▸ **Your instructions**
Copy each line of the entries beneath that contains the word "name".

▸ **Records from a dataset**

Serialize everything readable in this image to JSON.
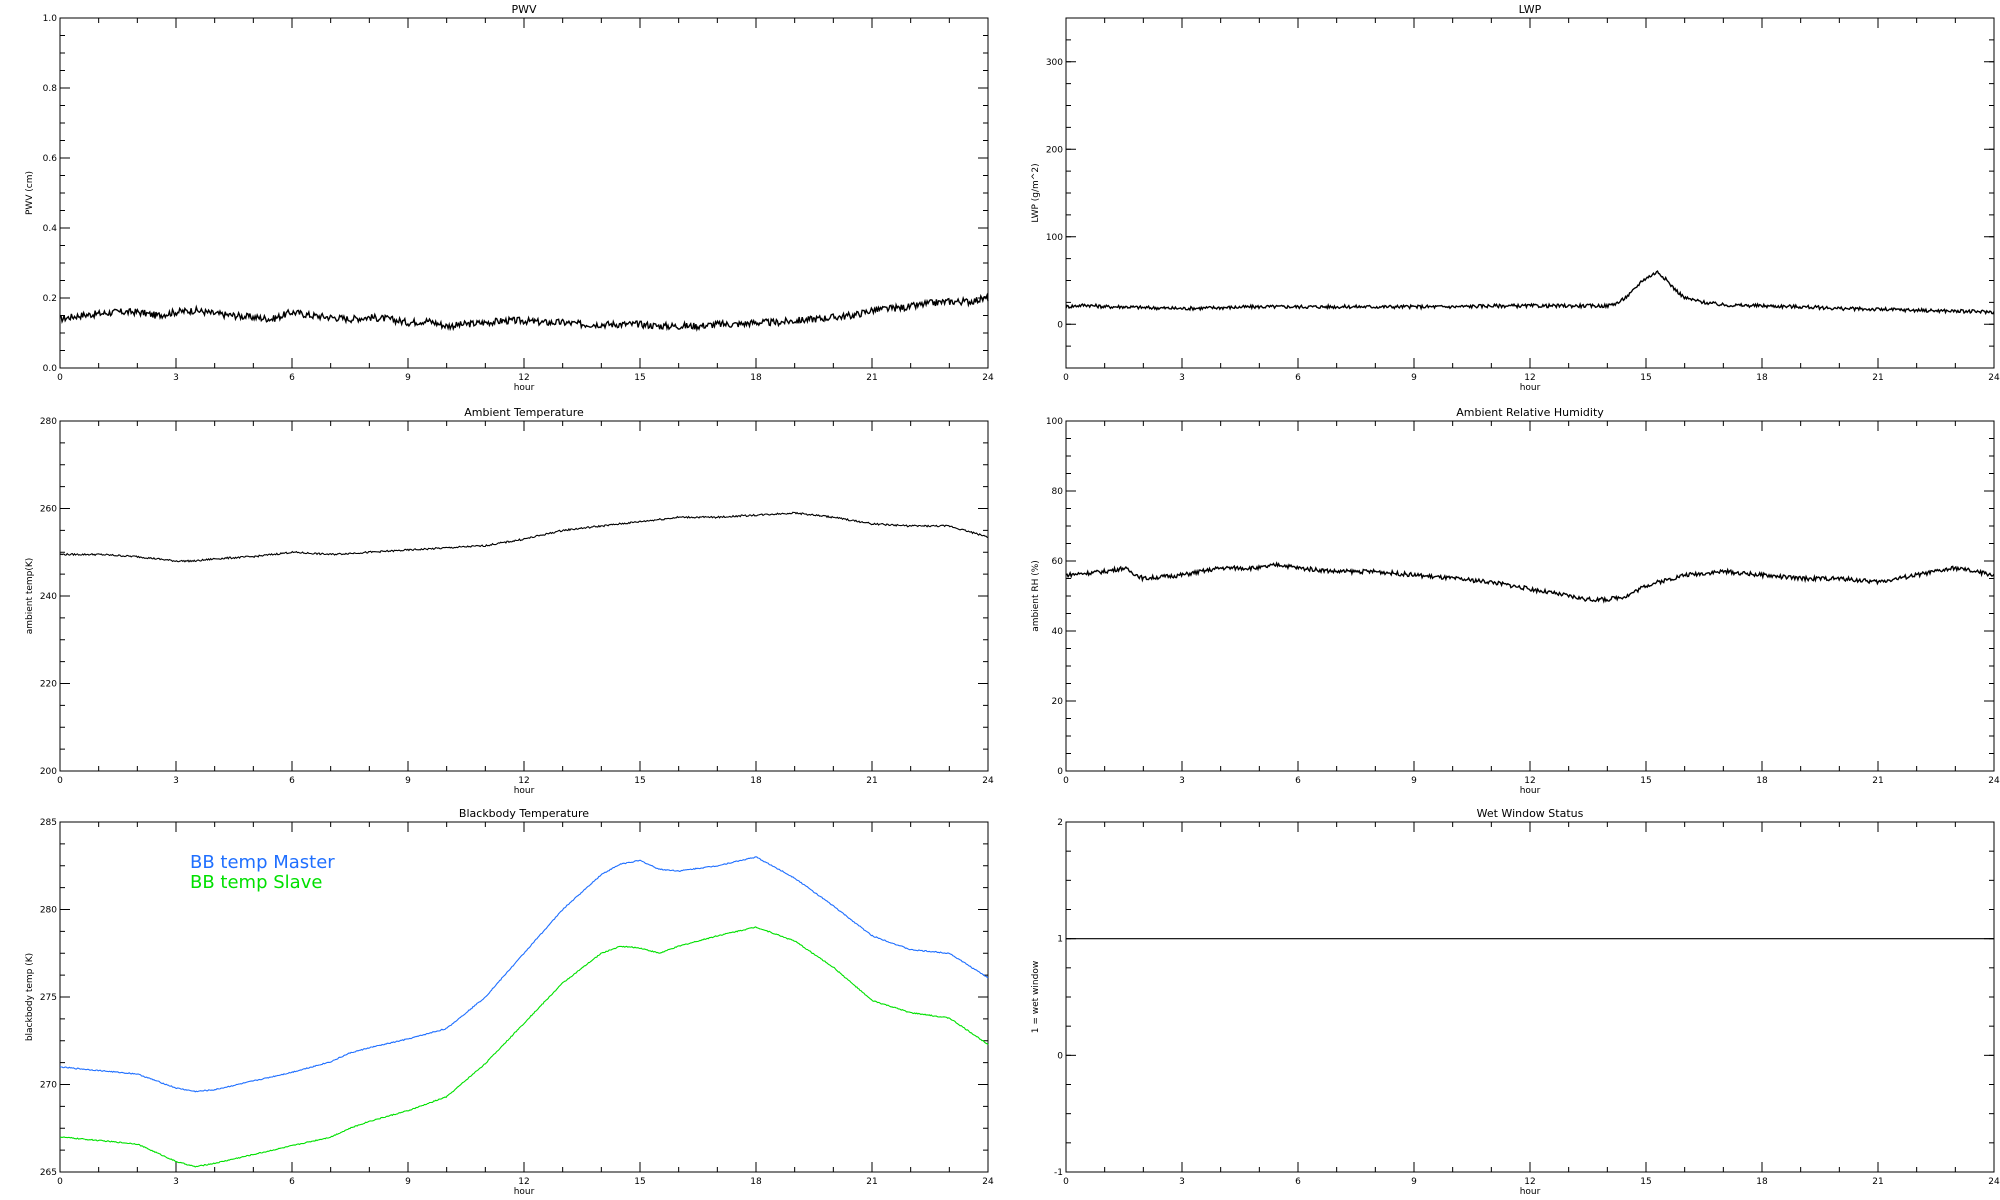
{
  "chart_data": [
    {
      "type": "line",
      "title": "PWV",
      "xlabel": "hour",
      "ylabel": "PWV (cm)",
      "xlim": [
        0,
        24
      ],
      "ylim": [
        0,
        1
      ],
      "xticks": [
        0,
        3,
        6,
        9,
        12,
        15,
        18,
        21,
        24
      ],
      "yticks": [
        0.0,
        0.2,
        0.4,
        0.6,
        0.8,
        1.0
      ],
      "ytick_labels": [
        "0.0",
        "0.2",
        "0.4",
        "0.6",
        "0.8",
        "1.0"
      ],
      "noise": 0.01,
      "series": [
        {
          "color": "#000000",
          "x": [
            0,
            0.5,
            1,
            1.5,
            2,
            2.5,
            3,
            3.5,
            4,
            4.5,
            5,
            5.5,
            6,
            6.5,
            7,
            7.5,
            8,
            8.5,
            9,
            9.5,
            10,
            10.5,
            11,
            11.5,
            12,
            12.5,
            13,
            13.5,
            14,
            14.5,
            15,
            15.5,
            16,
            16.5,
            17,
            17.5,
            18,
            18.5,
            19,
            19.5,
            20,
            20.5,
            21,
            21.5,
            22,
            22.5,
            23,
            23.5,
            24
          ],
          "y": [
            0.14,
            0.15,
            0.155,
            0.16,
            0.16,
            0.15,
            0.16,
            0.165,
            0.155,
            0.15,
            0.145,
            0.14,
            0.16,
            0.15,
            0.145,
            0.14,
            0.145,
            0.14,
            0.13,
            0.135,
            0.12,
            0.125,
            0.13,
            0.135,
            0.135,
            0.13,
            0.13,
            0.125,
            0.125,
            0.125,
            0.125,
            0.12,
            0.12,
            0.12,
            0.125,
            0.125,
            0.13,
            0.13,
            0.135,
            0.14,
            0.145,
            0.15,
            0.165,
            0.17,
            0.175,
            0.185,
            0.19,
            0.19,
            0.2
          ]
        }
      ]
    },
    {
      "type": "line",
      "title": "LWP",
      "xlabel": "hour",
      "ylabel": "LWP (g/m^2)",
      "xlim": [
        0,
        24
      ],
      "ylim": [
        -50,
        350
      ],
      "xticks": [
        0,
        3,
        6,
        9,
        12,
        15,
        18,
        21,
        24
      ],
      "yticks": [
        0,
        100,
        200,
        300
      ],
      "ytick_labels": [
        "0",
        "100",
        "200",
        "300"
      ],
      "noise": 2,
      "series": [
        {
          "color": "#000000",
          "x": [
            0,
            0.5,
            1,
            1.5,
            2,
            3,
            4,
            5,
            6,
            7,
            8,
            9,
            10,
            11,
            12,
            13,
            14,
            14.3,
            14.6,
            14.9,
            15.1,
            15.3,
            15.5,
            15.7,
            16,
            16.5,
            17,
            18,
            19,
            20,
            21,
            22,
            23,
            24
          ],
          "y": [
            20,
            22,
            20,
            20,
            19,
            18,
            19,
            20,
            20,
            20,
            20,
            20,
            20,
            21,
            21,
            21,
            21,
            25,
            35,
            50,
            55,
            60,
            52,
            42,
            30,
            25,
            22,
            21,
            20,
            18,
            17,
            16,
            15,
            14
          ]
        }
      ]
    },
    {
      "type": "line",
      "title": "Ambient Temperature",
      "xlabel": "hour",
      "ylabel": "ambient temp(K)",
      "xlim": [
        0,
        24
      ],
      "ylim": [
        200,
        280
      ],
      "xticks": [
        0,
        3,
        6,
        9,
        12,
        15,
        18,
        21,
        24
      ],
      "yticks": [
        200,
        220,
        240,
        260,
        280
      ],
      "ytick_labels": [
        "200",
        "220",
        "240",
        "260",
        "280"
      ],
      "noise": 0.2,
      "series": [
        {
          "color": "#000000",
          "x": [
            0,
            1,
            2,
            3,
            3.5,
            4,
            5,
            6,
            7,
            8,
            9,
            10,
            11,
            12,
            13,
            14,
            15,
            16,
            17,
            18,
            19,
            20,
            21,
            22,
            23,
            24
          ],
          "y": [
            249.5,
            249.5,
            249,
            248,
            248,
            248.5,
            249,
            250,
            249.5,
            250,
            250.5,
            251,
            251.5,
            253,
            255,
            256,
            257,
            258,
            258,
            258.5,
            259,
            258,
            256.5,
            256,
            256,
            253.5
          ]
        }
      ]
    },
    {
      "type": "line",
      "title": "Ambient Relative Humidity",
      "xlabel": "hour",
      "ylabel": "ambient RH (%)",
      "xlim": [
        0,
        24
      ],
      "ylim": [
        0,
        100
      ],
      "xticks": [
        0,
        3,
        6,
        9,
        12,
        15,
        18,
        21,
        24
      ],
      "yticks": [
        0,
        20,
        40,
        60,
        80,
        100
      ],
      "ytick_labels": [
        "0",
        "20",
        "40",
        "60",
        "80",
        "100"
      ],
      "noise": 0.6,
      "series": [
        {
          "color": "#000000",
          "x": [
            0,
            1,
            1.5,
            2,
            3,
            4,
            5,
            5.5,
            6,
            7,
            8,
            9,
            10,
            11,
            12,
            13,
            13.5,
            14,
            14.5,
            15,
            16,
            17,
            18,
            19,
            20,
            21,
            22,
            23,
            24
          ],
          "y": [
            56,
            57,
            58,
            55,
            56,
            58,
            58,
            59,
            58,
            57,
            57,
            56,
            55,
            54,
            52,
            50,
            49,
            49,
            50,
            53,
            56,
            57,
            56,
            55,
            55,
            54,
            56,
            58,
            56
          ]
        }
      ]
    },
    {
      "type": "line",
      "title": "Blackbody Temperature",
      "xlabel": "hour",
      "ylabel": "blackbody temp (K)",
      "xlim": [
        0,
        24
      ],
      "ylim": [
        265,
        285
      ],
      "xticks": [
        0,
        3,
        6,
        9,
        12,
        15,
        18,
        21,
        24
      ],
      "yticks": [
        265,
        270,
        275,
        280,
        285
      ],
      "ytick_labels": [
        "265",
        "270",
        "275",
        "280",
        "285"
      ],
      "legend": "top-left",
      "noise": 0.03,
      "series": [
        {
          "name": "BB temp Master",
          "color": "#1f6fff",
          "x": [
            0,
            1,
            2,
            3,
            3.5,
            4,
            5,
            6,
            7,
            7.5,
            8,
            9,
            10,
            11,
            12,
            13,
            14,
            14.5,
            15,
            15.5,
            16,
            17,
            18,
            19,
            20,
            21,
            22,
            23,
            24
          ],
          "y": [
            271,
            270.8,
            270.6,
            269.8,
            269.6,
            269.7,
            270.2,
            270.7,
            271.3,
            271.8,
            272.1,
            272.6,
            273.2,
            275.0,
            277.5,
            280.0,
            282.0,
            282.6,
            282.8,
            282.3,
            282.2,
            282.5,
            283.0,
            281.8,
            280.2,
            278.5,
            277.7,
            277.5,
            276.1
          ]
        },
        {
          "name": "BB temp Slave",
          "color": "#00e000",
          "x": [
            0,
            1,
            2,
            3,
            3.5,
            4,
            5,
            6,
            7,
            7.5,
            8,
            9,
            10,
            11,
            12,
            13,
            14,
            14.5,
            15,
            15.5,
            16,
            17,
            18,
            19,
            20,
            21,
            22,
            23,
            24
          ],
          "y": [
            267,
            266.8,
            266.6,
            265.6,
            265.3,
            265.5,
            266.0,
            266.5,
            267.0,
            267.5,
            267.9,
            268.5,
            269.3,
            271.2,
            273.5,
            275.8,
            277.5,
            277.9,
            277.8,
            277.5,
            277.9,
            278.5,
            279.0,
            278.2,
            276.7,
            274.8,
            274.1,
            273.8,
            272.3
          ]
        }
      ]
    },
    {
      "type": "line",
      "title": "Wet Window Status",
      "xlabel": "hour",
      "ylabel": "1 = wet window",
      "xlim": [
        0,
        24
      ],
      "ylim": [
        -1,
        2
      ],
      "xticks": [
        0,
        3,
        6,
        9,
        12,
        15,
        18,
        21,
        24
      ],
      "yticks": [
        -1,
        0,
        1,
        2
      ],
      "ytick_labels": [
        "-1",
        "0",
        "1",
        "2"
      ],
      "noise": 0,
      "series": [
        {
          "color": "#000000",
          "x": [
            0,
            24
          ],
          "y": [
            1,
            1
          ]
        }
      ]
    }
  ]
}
---
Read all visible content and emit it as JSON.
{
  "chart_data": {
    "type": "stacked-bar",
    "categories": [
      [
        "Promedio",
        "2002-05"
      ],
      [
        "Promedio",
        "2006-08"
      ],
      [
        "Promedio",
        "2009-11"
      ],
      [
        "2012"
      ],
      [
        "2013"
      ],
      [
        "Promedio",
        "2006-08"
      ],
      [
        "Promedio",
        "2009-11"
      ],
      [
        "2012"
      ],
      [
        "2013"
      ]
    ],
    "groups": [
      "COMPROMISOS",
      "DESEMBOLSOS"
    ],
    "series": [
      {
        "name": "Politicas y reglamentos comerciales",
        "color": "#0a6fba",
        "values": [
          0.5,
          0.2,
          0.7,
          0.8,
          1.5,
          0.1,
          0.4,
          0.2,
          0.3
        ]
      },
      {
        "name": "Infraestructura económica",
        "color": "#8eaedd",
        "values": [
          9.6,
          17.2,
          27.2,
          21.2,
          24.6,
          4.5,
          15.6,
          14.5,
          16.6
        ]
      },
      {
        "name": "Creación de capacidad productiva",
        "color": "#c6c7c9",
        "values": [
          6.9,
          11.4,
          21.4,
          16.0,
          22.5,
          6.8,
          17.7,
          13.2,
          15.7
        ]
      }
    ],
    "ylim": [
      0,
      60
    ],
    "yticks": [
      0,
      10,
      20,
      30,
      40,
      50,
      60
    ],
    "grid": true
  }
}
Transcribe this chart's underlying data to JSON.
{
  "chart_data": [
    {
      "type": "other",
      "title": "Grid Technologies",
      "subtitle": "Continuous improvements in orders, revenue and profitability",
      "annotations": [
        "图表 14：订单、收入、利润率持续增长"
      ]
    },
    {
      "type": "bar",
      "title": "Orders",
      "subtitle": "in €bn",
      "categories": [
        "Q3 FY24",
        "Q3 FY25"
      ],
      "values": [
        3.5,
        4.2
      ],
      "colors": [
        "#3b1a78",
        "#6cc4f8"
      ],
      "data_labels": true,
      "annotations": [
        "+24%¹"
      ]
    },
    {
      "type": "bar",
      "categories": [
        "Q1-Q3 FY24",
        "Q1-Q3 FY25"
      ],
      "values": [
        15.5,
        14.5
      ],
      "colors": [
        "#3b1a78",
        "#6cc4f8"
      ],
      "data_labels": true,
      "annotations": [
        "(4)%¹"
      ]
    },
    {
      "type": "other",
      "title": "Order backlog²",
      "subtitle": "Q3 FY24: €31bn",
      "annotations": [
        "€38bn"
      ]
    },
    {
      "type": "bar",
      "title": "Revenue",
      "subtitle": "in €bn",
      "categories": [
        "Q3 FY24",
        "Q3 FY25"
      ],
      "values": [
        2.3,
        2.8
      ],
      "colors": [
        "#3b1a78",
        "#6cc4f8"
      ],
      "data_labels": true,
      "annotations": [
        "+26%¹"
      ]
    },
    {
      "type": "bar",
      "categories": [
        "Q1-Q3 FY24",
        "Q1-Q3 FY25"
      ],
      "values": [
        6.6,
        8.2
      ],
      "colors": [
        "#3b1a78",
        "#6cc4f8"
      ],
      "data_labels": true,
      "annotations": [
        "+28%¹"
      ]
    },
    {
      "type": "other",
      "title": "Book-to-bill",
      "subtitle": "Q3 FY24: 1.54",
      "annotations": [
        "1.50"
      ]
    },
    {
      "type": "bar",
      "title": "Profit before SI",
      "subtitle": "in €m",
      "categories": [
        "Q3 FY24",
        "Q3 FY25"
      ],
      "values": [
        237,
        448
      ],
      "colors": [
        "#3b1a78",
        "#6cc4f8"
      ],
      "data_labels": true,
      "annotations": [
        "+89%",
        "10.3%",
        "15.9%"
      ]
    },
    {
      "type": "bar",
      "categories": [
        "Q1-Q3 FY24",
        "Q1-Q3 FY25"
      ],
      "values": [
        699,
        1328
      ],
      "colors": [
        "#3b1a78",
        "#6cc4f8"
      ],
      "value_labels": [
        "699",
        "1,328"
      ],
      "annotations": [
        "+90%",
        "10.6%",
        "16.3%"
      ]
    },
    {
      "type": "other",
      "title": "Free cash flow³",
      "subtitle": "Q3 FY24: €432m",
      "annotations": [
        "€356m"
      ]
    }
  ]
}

▸ **Final result**
          "name": "BB temp Master",
          "name": "BB temp Slave",
        "name": "Politicas y reglamentos comerciales",
        "name": "Infraestructura económica",
        "name": "Creación de capacidad productiva",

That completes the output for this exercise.